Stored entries
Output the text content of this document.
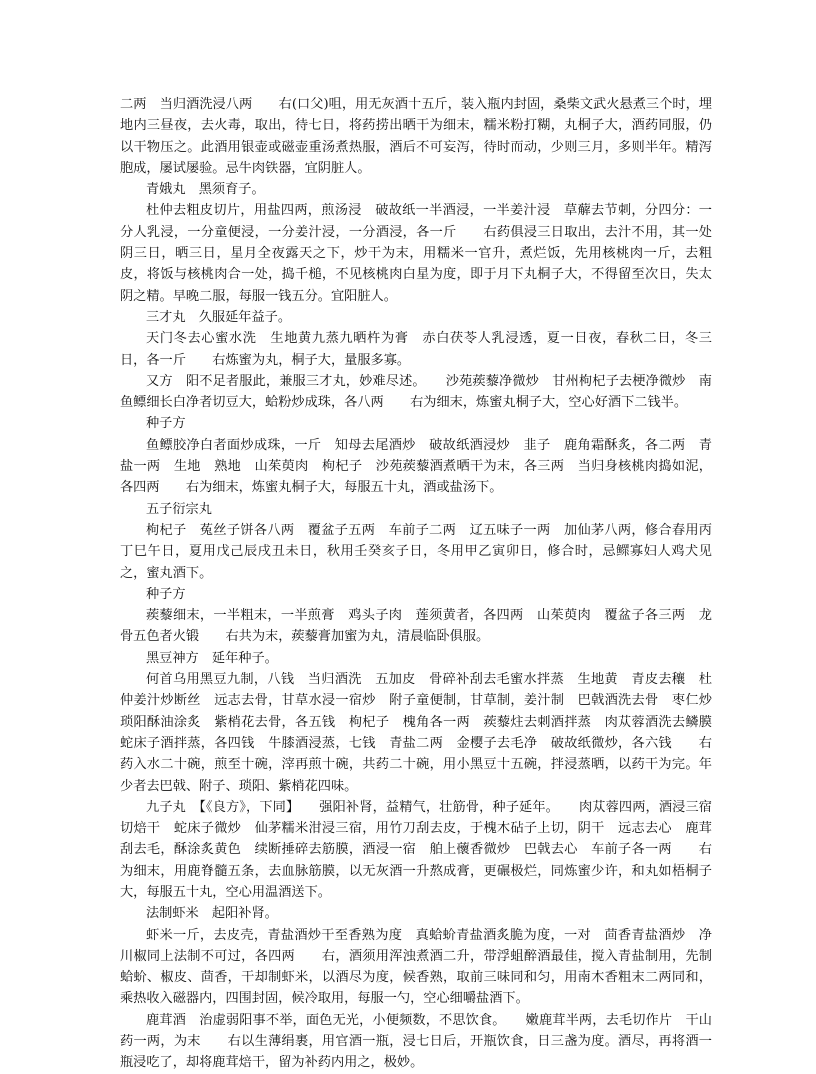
二两　当归酒洗浸八两　　右(口父)咀，用无灰酒十五斤，装入瓶内封固，桑柴文武火悬煮三个时，埋地内三昼夜，去火毒，取出，待七日，将药捞出晒干为细末，糯米粉打糊，丸桐子大，酒药同服，仍以干物压之。此酒用银壶或磁壶重汤煮热服，酒后不可妄泻，待时而动，少则三月，多则半年。精泻胞成，屡试屡验。忌牛肉铁器，宜阴脏人。

青娥丸　黑须育子。

杜仲去粗皮切片，用盐四两，煎汤浸　破故纸一半酒浸，一半姜汁浸　草薢去节刺，分四分：一分人乳浸，一分童便浸，一分姜汁浸，一分酒浸，各一斤　　右药俱浸三日取出，去汁不用，其一处阴三日，晒三日，星月全夜露天之下，炒干为末，用糯米一官升，煮烂饭，先用核桃肉一斤，去粗皮，将饭与核桃肉合一处，捣千槌，不见核桃肉白星为度，即于月下丸桐子大，不得留至次日，失太阴之精。早晚二服，每服一钱五分。宜阳脏人。

三才丸　久服延年益子。

天门冬去心蜜水洗　生地黄九蒸九晒杵为膏　赤白茯苓人乳浸透，夏一日夜，春秋二日，冬三日，各一斤　　右炼蜜为丸，桐子大，量服多寡。

又方　阳不足者服此，兼服三才丸，妙难尽述。　　沙苑蒺藜净微炒　甘州枸杞子去梗净微炒　南鱼鳔细长白净者切豆大，蛤粉炒成珠，各八两　　右为细末，炼蜜丸桐子大，空心好酒下二钱半。

种子方

鱼鳔胶净白者面炒成珠，一斤　知母去尾酒炒　破故纸酒浸炒　韭子　鹿角霜酥炙，各二两　青盐一两　生地　熟地　山茱萸肉　枸杞子　沙苑蒺藜酒煮晒干为末，各三两　当归身核桃肉捣如泥，各四两　　右为细末，炼蜜丸桐子大，每服五十丸，酒或盐汤下。

五子衍宗丸

枸杞子　菟丝子饼各八两　覆盆子五两　车前子二两　辽五味子一两　加仙茅八两，修合春用丙丁巳午日，夏用戊己辰戌丑未日，秋用壬癸亥子日，冬用甲乙寅卯日，修合时，忌鳏寡妇人鸡犬见之，蜜丸酒下。

种子方

蒺藜细末，一半粗末，一半煎膏　鸡头子肉　莲须黄者，各四两　山茱萸肉　覆盆子各三两　龙骨五色者火锻　　右共为末，蒺藜膏加蜜为丸，清晨临卧俱服。

黑豆神方　延年种子。

何首乌用黑豆九制，八钱　当归酒洗　五加皮　骨碎补刮去毛蜜水拌蒸　生地黄　青皮去穰　杜仲姜汁炒断丝　远志去骨，甘草水浸一宿炒　附子童便制，甘草制，姜汁制　巴戟酒洗去骨　枣仁炒　琐阳酥油涂炙　紫梢花去骨，各五钱　枸杞子　槐角各一两　蒺藜炷去刺酒拌蒸　肉苁蓉酒洗去鳞膜　蛇床子酒拌蒸，各四钱　牛膝酒浸蒸，七钱　青盐二两　金樱子去毛净　破故纸微炒，各六钱　　右药入水二十碗，煎至十碗，滓再煎十碗，共药二十碗，用小黑豆十五碗，拌浸蒸晒，以药干为完。年少者去巴戟、附子、琐阳、紫梢花四味。

九子丸　【《良方》，下同】　　强阳补肾，益精气，壮筋骨，种子延年。　　肉苁蓉四两，酒浸三宿切焙干　蛇床子微炒　仙茅糯米泔浸三宿，用竹刀刮去皮，于槐木砧子上切，阴干　远志去心　鹿茸刮去毛，酥涂炙黄色　续断捶碎去筋膜，酒浸一宿　舶上蘹香微炒　巴戟去心　车前子各一两　　右为细末，用鹿脊髓五条，去血脉筋膜，以无灰酒一升熬成膏，更碾极烂，同炼蜜少许，和丸如梧桐子大，每服五十丸，空心用温酒送下。

法制虾米　起阳补肾。

虾米一斤，去皮壳，青盐酒炒干至香熟为度　真蛤蚧青盐酒炙脆为度，一对　茴香青盐酒炒　净川椒同上法制不可过，各四两　　右，酒须用浑浊煮酒二升，带浮蛆醉酒最佳，搅入青盐制用，先制蛤蚧、椒皮、茴香，干却制虾米，以酒尽为度，候香熟，取前三味同和匀，用南木香粗末二两同和，乘热收入磁器内，四围封固，候冷取用，每服一勺，空心细嚼盐酒下。

鹿茸酒　治虚弱阳事不举，面色无光，小便频数，不思饮食。　　嫩鹿茸半两，去毛切作片　干山药一两，为末　　右以生薄绢裹，用官酒一瓶，浸七日后，开瓶饮食，日三盏为度。酒尽，再将酒一瓶浸吃了，却将鹿茸焙干，留为补药内用之，极妙。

* _Work instructions_
Find the string "炼蜜丸桐子大" in the listing and return every line that holds it.

* _Answer for the task_
又方　阳不足者服此，兼服三才丸，妙难尽述。　　沙苑蒺藜净微炒　甘州枸杞子去梗净微炒　南鱼鳔细长白净者切豆大，蛤粉炒成珠，各八两　　右为细末，炼蜜丸桐子大，空心好酒下二钱半。
鱼鳔胶净白者面炒成珠，一斤　知母去尾酒炒　破故纸酒浸炒　韭子　鹿角霜酥炙，各二两　青盐一两　生地　熟地　山茱萸肉　枸杞子　沙苑蒺藜酒煮晒干为末，各三两　当归身核桃肉捣如泥，各四两　　右为细末，炼蜜丸桐子大，每服五十丸，酒或盐汤下。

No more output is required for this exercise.